[Extracted data entries]
********

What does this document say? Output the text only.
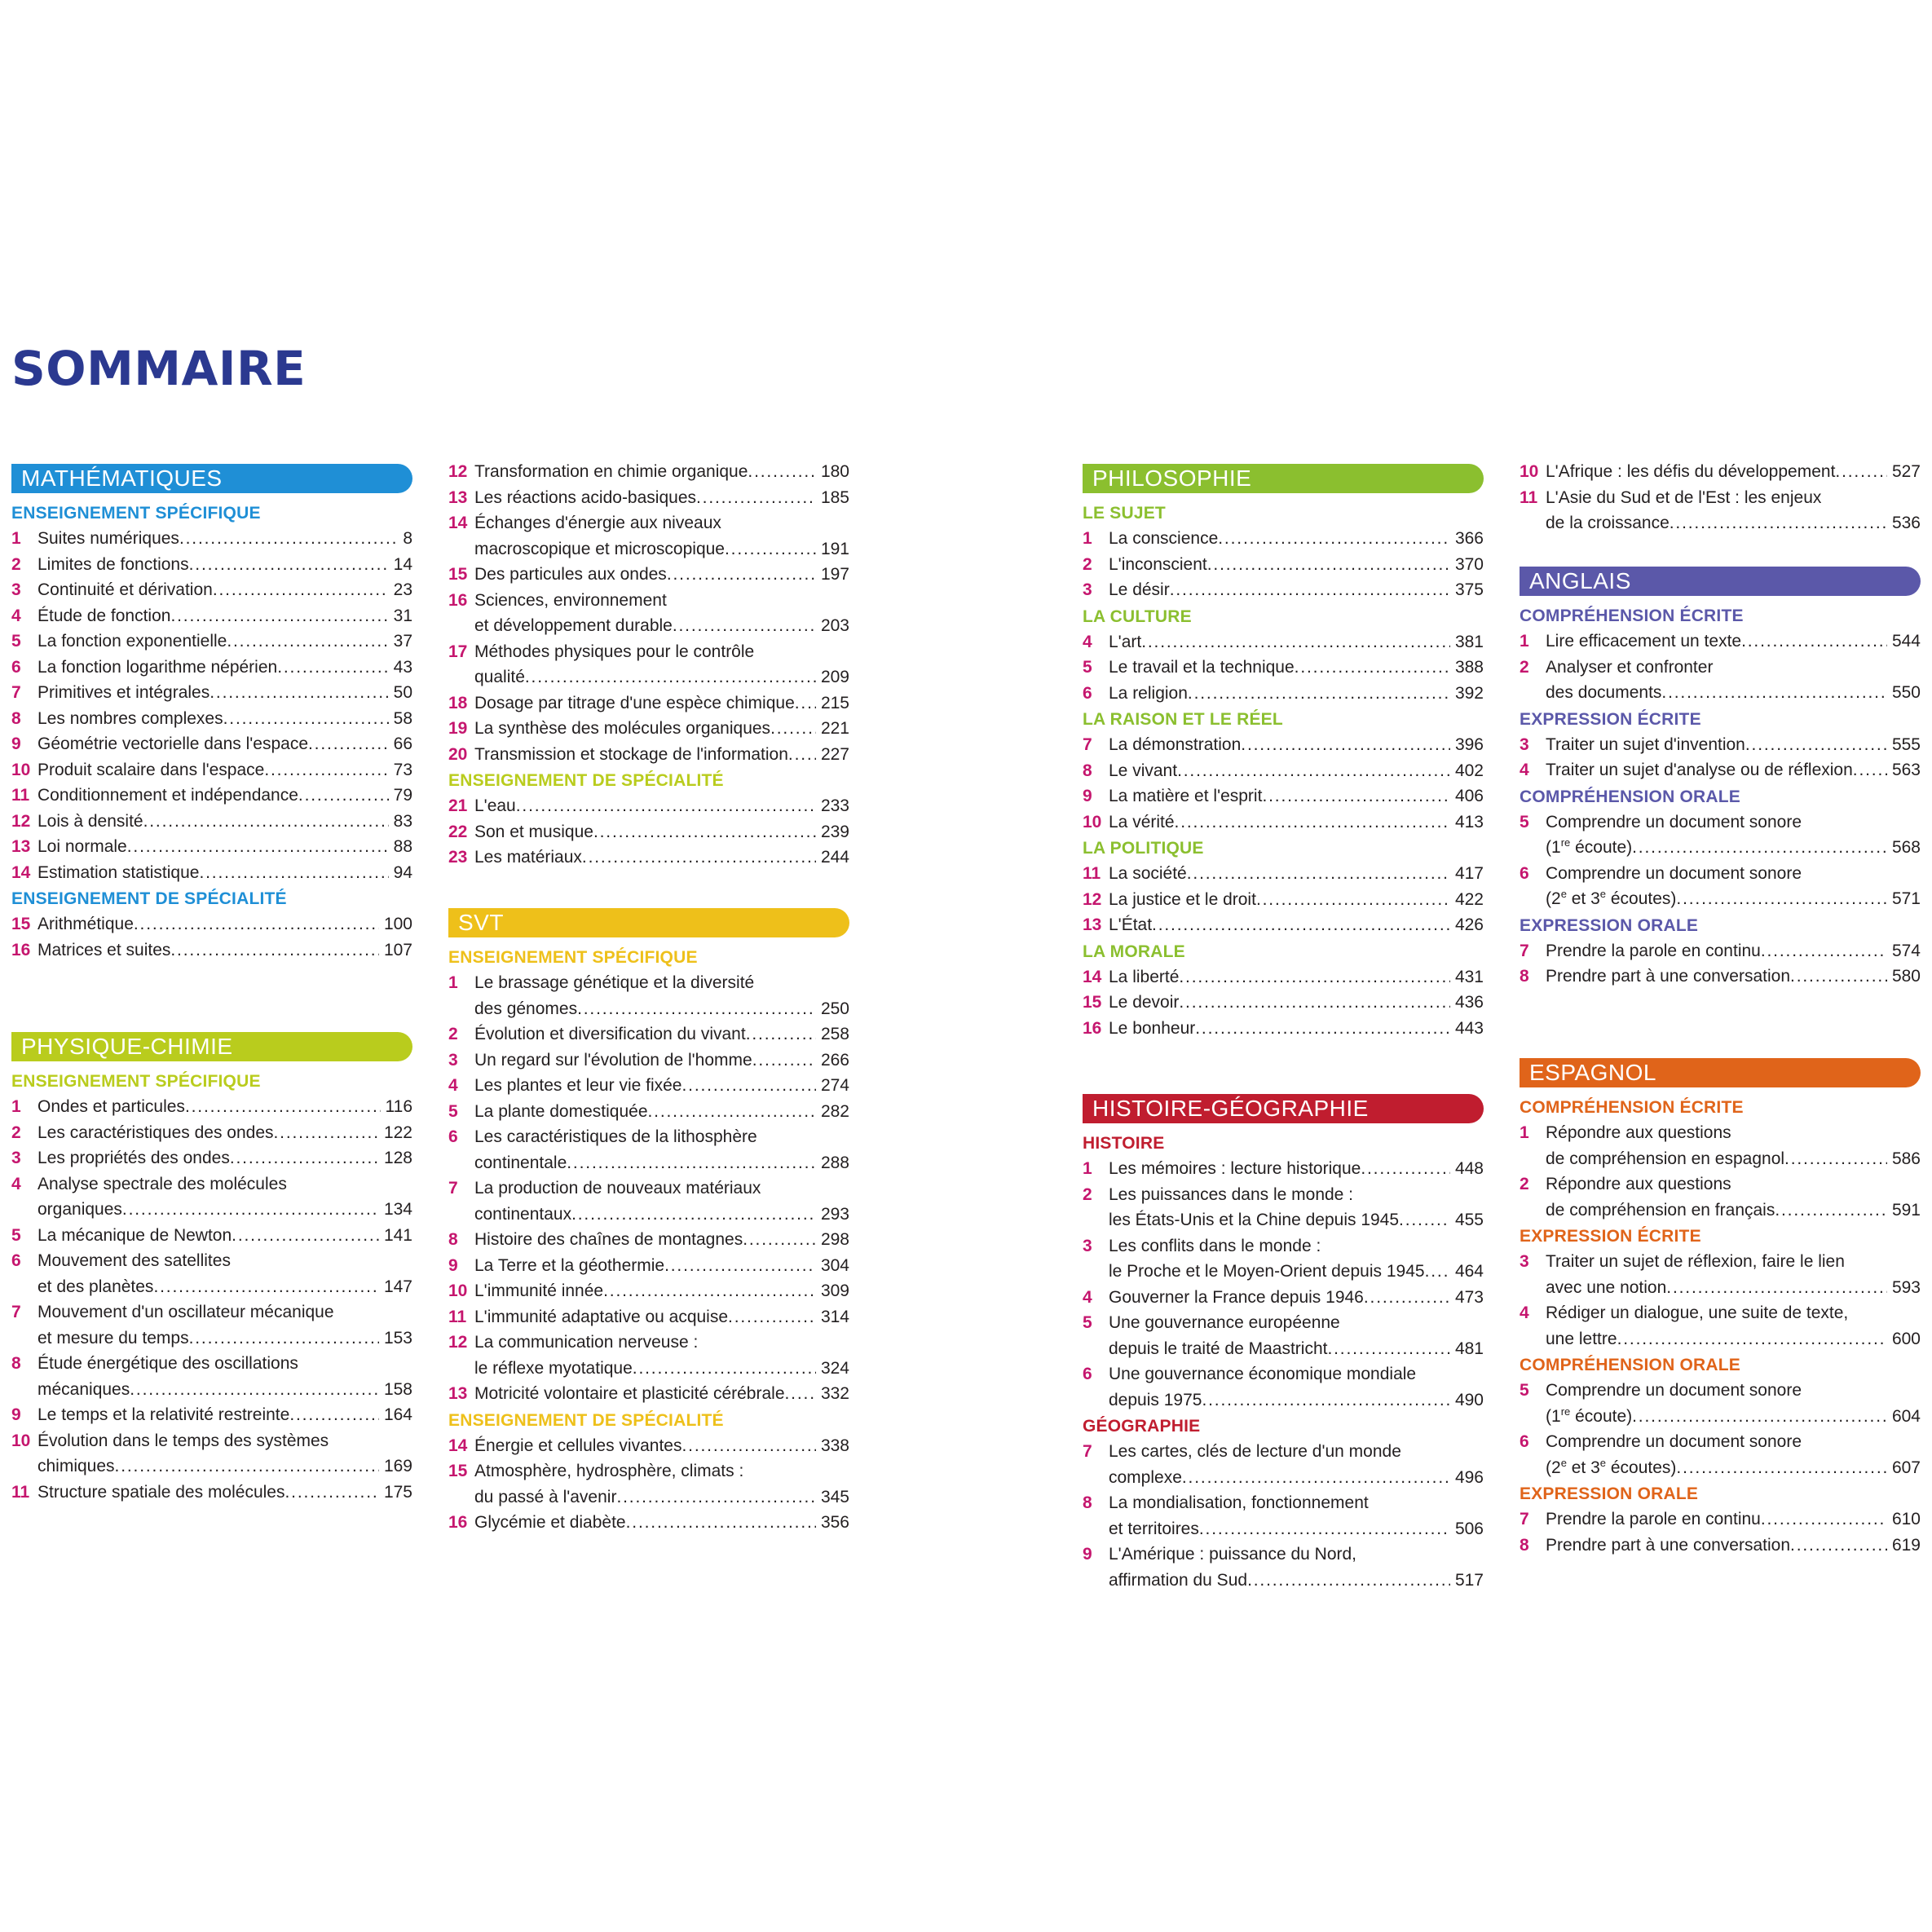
SOMMAIRE
MATHÉMATIQUES
ENSEIGNEMENT SPÉCIFIQUE
1 Suites numériques . . .	8
2 Limites de fonctions . . .	14
3 Continuité et dérivation . . .	23
4 Étude de fonction . . .	31
5 La fonction exponentielle . . .	37
6 La fonction logarithme népérien . . .	43
7 Primitives et intégrales . . .	50
8 Les nombres complexes . . .	58
9 Géométrie vectorielle dans l'espace . . .	66
10 Produit scalaire dans l'espace . . .	73
11 Conditionnement et indépendance . . .	79
12 Lois à densité . . .	83
13 Loi normale . . .	88
14 Estimation statistique . . .	94
ENSEIGNEMENT DE SPÉCIALITÉ
15 Arithmétique . . .	100
16 Matrices et suites . . .	107
PHYSIQUE-CHIMIE
ENSEIGNEMENT SPÉCIFIQUE
1 Ondes et particules . . .	116
2 Les caractéristiques des ondes . . .	122
3 Les propriétés des ondes . . .	128
4 Analyse spectrale des molécules
organiques . . .	134
5 La mécanique de Newton . . .	141
6 Mouvement des satellites
et des planètes . . .	147
7 Mouvement d'un oscillateur mécanique
et mesure du temps . . .	153
8 Étude énergétique des oscillations
mécaniques . . .	158
9 Le temps et la relativité restreinte . . .	164
10 Évolution dans le temps des systèmes
chimiques . . .	169
11 Structure spatiale des molécules . . .	175
12 Transformation en chimie organique . . .	180
13 Les réactions acido-basiques . . .	185
14 Échanges d'énergie aux niveaux
macroscopique et microscopique . . .	191
15 Des particules aux ondes . . .	197
16 Sciences, environnement
et développement durable . . .	203
17 Méthodes physiques pour le contrôle
qualité . . .	209
18 Dosage par titrage d'une espèce chimique . . . 215
19 La synthèse des molécules organiques . . .	221
20 Transmission et stockage de l'information . . . 227
ENSEIGNEMENT DE SPÉCIALITÉ
21 L'eau . . .	233
22 Son et musique . . .	239
23 Les matériaux . . .	244
SVT
ENSEIGNEMENT SPÉCIFIQUE
1 Le brassage génétique et la diversité
des génomes . . .	250
2 Évolution et diversification du vivant . . .	258
3 Un regard sur l'évolution de l'homme . . .	266
4 Les plantes et leur vie fixée . . .	274
5 La plante domestiquée . . .	282
6 Les caractéristiques de la lithosphère
continentale . . .	288
7 La production de nouveaux matériaux
continentaux . . .	293
8 Histoire des chaînes de montagnes . . .	298
9 La Terre et la géothermie . . .	304
10 L'immunité innée . . .	309
11 L'immunité adaptative ou acquise . . .	314
12 La communication nerveuse :
le réflexe myotatique . . .	324
13 Motricité volontaire et plasticité cérébrale . . . 332
ENSEIGNEMENT DE SPÉCIALITÉ
14 Énergie et cellules vivantes . . .	338
15 Atmosphère, hydrosphère, climats :
du passé à l'avenir . . .	345
16 Glycémie et diabète . . .	356
PHILOSOPHIE
LE SUJET
1 La conscience . . .	366
2 L'inconscient . . .	370
3 Le désir . . .	375
LA CULTURE
4 L'art . . .	381
5 Le travail et la technique . . .	388
6 La religion . . .	392
LA RAISON ET LE RÉEL
7 La démonstration . . .	396
8 Le vivant . . .	402
9 La matière et l'esprit . . .	406
10 La vérité . . .	413
LA POLITIQUE
11 La société . . .	417
12 La justice et le droit . . .	422
13 L'État . . .	426
LA MORALE
14 La liberté . . .	431
15 Le devoir . . .	436
16 Le bonheur . . .	443
HISTOIRE-GÉOGRAPHIE
HISTOIRE
1 Les mémoires : lecture historique . . .	448
2 Les puissances dans le monde :
les États-Unis et la Chine depuis 1945 . . .	455
3 Les conflits dans le monde :
le Proche et le Moyen-Orient depuis 1945 . . . 464
4 Gouverner la France depuis 1946 . . .	473
5 Une gouvernance européenne
depuis le traité de Maastricht . . .	481
6 Une gouvernance économique mondiale
depuis 1975 . . .	490
GÉOGRAPHIE
7 Les cartes, clés de lecture d'un monde
complexe . . .	496
8 La mondialisation, fonctionnement
et territoires . . .	506
9 L'Amérique : puissance du Nord,
affirmation du Sud . . .	517
10 L'Afrique : les défis du développement . . .	527
11 L'Asie du Sud et de l'Est : les enjeux
de la croissance . . .	536
ANGLAIS
COMPRÉHENSION ÉCRITE
1 Lire efficacement un texte . . .	544
2 Analyser et confronter
des documents . . .	550
EXPRESSION ÉCRITE
3 Traiter un sujet d'invention . . .	555
4 Traiter un sujet d'analyse ou de réflexion . . . 563
COMPRÉHENSION ORALE
5 Comprendre un document sonore
(1re écoute) . . .	568
6 Comprendre un document sonore
(2e et 3e écoutes) . . .	571
EXPRESSION ORALE
7 Prendre la parole en continu . . .	574
8 Prendre part à une conversation . . .	580
ESPAGNOL
COMPRÉHENSION ÉCRITE
1 Répondre aux questions
de compréhension en espagnol . . .	586
2 Répondre aux questions
de compréhension en français . . .	591
EXPRESSION ÉCRITE
3 Traiter un sujet de réflexion, faire le lien
avec une notion . . .	593
4 Rédiger un dialogue, une suite de texte,
une lettre . . .	600
COMPRÉHENSION ORALE
5 Comprendre un document sonore
(1re écoute) . . .	604
6 Comprendre un document sonore
(2e et 3e écoutes) . . .	607
EXPRESSION ORALE
7 Prendre la parole en continu . . .	610
8 Prendre part à une conversation . . .	619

********

**TASK STATEMENT**
Keep the pictures out and write out the records exactly.

**FINAL RESULT**
What does this document say? Output the text only.
SOMMAIRE
MATHÉMATIQUES
ENSEIGNEMENT SPÉCIFIQUE
1 Suites numériques . . .	8
2 Limites de fonctions . . .	14
3 Continuité et dérivation . . .	23
4 Étude de fonction . . .	31
5 La fonction exponentielle . . .	37
6 La fonction logarithme népérien . . .	43
7 Primitives et intégrales . . .	50
8 Les nombres complexes . . .	58
9 Géométrie vectorielle dans l'espace . . .	66
10 Produit scalaire dans l'espace . . .	73
11 Conditionnement et indépendance . . .	79
12 Lois à densité . . .	83
13 Loi normale . . .	88
14 Estimation statistique . . .	94
ENSEIGNEMENT DE SPÉCIALITÉ
15 Arithmétique . . .	100
16 Matrices et suites . . .	107
PHYSIQUE-CHIMIE
ENSEIGNEMENT SPÉCIFIQUE
1 Ondes et particules . . .	116
2 Les caractéristiques des ondes . . .	122
3 Les propriétés des ondes . . .	128
4 Analyse spectrale des molécules
organiques . . .	134
5 La mécanique de Newton . . .	141
6 Mouvement des satellites
et des planètes . . .	147
7 Mouvement d'un oscillateur mécanique
et mesure du temps . . .	153
8 Étude énergétique des oscillations
mécaniques . . .	158
9 Le temps et la relativité restreinte . . .	164
10 Évolution dans le temps des systèmes
chimiques . . .	169
11 Structure spatiale des molécules . . .	175
12 Transformation en chimie organique . . .	180
13 Les réactions acido-basiques . . .	185
14 Échanges d'énergie aux niveaux
macroscopique et microscopique . . .	191
15 Des particules aux ondes . . .	197
16 Sciences, environnement
et développement durable . . .	203
17 Méthodes physiques pour le contrôle
qualité . . .	209
18 Dosage par titrage d'une espèce chimique . . . 215
19 La synthèse des molécules organiques . . .	221
20 Transmission et stockage de l'information . . . 227
ENSEIGNEMENT DE SPÉCIALITÉ
21 L'eau . . .	233
22 Son et musique . . .	239
23 Les matériaux . . .	244
SVT
ENSEIGNEMENT SPÉCIFIQUE
1 Le brassage génétique et la diversité
des génomes . . .	250
2 Évolution et diversification du vivant . . .	258
3 Un regard sur l'évolution de l'homme . . .	266
4 Les plantes et leur vie fixée . . .	274
5 La plante domestiquée . . .	282
6 Les caractéristiques de la lithosphère
continentale . . .	288
7 La production de nouveaux matériaux
continentaux . . .	293
8 Histoire des chaînes de montagnes . . .	298
9 La Terre et la géothermie . . .	304
10 L'immunité innée . . .	309
11 L'immunité adaptative ou acquise . . .	314
12 La communication nerveuse :
le réflexe myotatique . . .	324
13 Motricité volontaire et plasticité cérébrale . . . 332
ENSEIGNEMENT DE SPÉCIALITÉ
14 Énergie et cellules vivantes . . .	338
15 Atmosphère, hydrosphère, climats :
du passé à l'avenir . . .	345
16 Glycémie et diabète . . .	356
PHILOSOPHIE
LE SUJET
1 La conscience . . .	366
2 L'inconscient . . .	370
3 Le désir . . .	375
LA CULTURE
4 L'art . . .	381
5 Le travail et la technique . . .	388
6 La religion . . .	392
LA RAISON ET LE RÉEL
7 La démonstration . . .	396
8 Le vivant . . .	402
9 La matière et l'esprit . . .	406
10 La vérité . . .	413
LA POLITIQUE
11 La société . . .	417
12 La justice et le droit . . .	422
13 L'État . . .	426
LA MORALE
14 La liberté . . .	431
15 Le devoir . . .	436
16 Le bonheur . . .	443
HISTOIRE-GÉOGRAPHIE
HISTOIRE
1 Les mémoires : lecture historique . . .	448
2 Les puissances dans le monde :
les États-Unis et la Chine depuis 1945 . . .	455
3 Les conflits dans le monde :
le Proche et le Moyen-Orient depuis 1945 . . . 464
4 Gouverner la France depuis 1946 . . .	473
5 Une gouvernance européenne
depuis le traité de Maastricht . . .	481
6 Une gouvernance économique mondiale
depuis 1975 . . .	490
GÉOGRAPHIE
7 Les cartes, clés de lecture d'un monde
complexe . . .	496
8 La mondialisation, fonctionnement
et territoires . . .	506
9 L'Amérique : puissance du Nord,
affirmation du Sud . . .	517
10 L'Afrique : les défis du développement . . .	527
11 L'Asie du Sud et de l'Est : les enjeux
de la croissance . . .	536
ANGLAIS
COMPRÉHENSION ÉCRITE
1 Lire efficacement un texte . . .	544
2 Analyser et confronter
des documents . . .	550
EXPRESSION ÉCRITE
3 Traiter un sujet d'invention . . .	555
4 Traiter un sujet d'analyse ou de réflexion . . . 563
COMPRÉHENSION ORALE
5 Comprendre un document sonore
(1re écoute) . . .	568
6 Comprendre un document sonore
(2e et 3e écoutes) . . .	571
EXPRESSION ORALE
7 Prendre la parole en continu . . .	574
8 Prendre part à une conversation . . .	580
ESPAGNOL
COMPRÉHENSION ÉCRITE
1 Répondre aux questions
de compréhension en espagnol . . .	586
2 Répondre aux questions
de compréhension en français . . .	591
EXPRESSION ÉCRITE
3 Traiter un sujet de réflexion, faire le lien
avec une notion . . .	593
4 Rédiger un dialogue, une suite de texte,
une lettre . . .	600
COMPRÉHENSION ORALE
5 Comprendre un document sonore
(1re écoute) . . .	604
6 Comprendre un document sonore
(2e et 3e écoutes) . . .	607
EXPRESSION ORALE
7 Prendre la parole en continu . . .	610
8 Prendre part à une conversation . . .	619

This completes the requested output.